> _DIRECTIONS_
Count how many lines mention the word "title". Write that number alone.

> _RECORDS SHOWN_
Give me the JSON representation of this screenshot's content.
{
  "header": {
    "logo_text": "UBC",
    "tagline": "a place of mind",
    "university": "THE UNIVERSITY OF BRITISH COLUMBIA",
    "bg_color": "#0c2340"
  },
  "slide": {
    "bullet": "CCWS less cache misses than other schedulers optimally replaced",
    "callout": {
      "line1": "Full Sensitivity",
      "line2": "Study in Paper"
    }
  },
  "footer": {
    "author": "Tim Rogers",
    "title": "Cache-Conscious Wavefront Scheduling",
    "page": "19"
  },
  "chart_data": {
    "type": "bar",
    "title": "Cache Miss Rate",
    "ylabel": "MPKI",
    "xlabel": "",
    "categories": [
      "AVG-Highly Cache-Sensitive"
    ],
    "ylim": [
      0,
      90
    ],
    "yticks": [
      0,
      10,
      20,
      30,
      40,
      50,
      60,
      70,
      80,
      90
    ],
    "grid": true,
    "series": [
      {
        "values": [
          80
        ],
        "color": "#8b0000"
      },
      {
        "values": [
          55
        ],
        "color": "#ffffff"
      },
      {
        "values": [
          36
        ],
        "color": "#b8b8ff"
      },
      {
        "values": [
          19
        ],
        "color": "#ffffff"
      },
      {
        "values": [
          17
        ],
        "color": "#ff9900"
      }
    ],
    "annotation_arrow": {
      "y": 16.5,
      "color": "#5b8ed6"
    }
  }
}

> _WRITTEN ANSWER_
2